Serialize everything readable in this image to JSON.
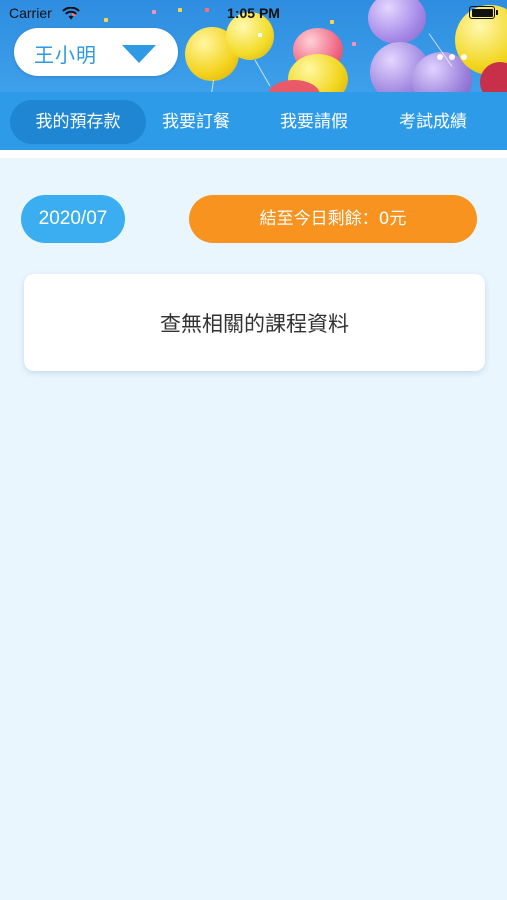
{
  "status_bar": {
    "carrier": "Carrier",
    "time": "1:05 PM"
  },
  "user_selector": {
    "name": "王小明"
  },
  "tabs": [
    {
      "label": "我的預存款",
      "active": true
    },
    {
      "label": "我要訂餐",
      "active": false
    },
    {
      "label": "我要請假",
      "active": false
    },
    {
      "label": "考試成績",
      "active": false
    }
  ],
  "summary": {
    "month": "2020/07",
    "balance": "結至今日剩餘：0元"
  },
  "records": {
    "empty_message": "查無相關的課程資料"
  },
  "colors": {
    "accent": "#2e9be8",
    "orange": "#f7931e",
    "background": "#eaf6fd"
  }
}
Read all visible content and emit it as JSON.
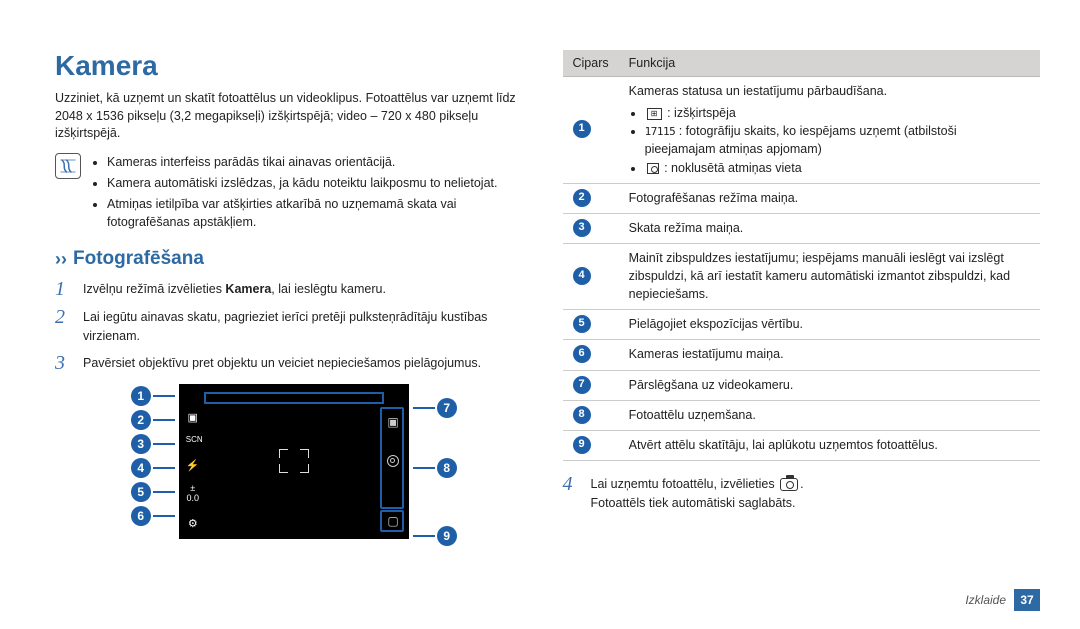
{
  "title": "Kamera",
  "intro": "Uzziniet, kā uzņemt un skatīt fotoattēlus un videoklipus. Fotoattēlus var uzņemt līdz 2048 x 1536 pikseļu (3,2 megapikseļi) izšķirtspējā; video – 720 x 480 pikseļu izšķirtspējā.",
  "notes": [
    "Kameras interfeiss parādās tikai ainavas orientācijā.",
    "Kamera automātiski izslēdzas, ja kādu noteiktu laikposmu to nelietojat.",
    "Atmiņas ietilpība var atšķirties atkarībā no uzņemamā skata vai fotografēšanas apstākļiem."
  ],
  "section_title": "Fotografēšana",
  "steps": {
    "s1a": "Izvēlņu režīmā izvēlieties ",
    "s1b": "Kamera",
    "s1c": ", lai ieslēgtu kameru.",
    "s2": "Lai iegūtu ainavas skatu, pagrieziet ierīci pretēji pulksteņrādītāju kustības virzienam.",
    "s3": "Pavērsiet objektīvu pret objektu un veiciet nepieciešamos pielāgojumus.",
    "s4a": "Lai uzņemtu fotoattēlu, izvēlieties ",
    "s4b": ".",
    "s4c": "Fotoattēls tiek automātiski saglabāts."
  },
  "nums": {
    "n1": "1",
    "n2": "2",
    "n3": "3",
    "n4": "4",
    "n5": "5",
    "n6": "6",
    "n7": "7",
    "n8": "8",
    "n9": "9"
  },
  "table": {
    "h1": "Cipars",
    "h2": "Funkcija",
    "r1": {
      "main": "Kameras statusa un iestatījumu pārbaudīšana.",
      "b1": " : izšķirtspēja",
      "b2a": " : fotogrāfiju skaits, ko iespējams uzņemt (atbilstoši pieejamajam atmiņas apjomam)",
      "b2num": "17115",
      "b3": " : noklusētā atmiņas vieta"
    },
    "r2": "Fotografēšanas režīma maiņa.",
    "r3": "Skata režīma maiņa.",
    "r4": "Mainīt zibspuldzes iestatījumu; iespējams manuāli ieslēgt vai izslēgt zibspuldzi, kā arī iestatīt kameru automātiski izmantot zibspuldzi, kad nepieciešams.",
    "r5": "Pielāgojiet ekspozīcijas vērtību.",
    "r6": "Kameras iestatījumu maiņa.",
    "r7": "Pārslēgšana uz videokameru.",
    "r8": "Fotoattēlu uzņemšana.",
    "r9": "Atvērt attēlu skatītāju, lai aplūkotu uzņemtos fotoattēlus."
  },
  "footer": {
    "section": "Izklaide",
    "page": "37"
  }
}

+-------+

What to work on »
Transcribe the whole listing exactly. Pictures stay out of your copy.

Solved problem »
Serialize everything readable in this image to JSON.
{
  "status_bar": {
    "carrier": "Carrier",
    "time": "1:05 PM"
  },
  "user_selector": {
    "name": "王小明"
  },
  "tabs": [
    {
      "label": "我的預存款",
      "active": true
    },
    {
      "label": "我要訂餐",
      "active": false
    },
    {
      "label": "我要請假",
      "active": false
    },
    {
      "label": "考試成績",
      "active": false
    }
  ],
  "summary": {
    "month": "2020/07",
    "balance": "結至今日剩餘：0元"
  },
  "records": {
    "empty_message": "查無相關的課程資料"
  },
  "colors": {
    "accent": "#2e9be8",
    "orange": "#f7931e",
    "background": "#eaf6fd"
  }
}
Read all visible content and emit it as JSON.
{
  "title": "Kamera",
  "intro": "Uzziniet, kā uzņemt un skatīt fotoattēlus un videoklipus. Fotoattēlus var uzņemt līdz 2048 x 1536 pikseļu (3,2 megapikseļi) izšķirtspējā; video – 720 x 480 pikseļu izšķirtspējā.",
  "notes": [
    "Kameras interfeiss parādās tikai ainavas orientācijā.",
    "Kamera automātiski izslēdzas, ja kādu noteiktu laikposmu to nelietojat.",
    "Atmiņas ietilpība var atšķirties atkarībā no uzņemamā skata vai fotografēšanas apstākļiem."
  ],
  "section_title": "Fotografēšana",
  "steps": {
    "s1a": "Izvēlņu režīmā izvēlieties ",
    "s1b": "Kamera",
    "s1c": ", lai ieslēgtu kameru.",
    "s2": "Lai iegūtu ainavas skatu, pagrieziet ierīci pretēji pulksteņrādītāju kustības virzienam.",
    "s3": "Pavērsiet objektīvu pret objektu un veiciet nepieciešamos pielāgojumus.",
    "s4a": "Lai uzņemtu fotoattēlu, izvēlieties ",
    "s4b": ".",
    "s4c": "Fotoattēls tiek automātiski saglabāts."
  },
  "nums": {
    "n1": "1",
    "n2": "2",
    "n3": "3",
    "n4": "4",
    "n5": "5",
    "n6": "6",
    "n7": "7",
    "n8": "8",
    "n9": "9"
  },
  "table": {
    "h1": "Cipars",
    "h2": "Funkcija",
    "r1": {
      "main": "Kameras statusa un iestatījumu pārbaudīšana.",
      "b1": " : izšķirtspēja",
      "b2a": " : fotogrāfiju skaits, ko iespējams uzņemt (atbilstoši pieejamajam atmiņas apjomam)",
      "b2num": "17115",
      "b3": " : noklusētā atmiņas vieta"
    },
    "r2": "Fotografēšanas režīma maiņa.",
    "r3": "Skata režīma maiņa.",
    "r4": "Mainīt zibspuldzes iestatījumu; iespējams manuāli ieslēgt vai izslēgt zibspuldzi, kā arī iestatīt kameru automātiski izmantot zibspuldzi, kad nepieciešams.",
    "r5": "Pielāgojiet ekspozīcijas vērtību.",
    "r6": "Kameras iestatījumu maiņa.",
    "r7": "Pārslēgšana uz videokameru.",
    "r8": "Fotoattēlu uzņemšana.",
    "r9": "Atvērt attēlu skatītāju, lai aplūkotu uzņemtos fotoattēlus."
  },
  "footer": {
    "section": "Izklaide",
    "page": "37"
  }
}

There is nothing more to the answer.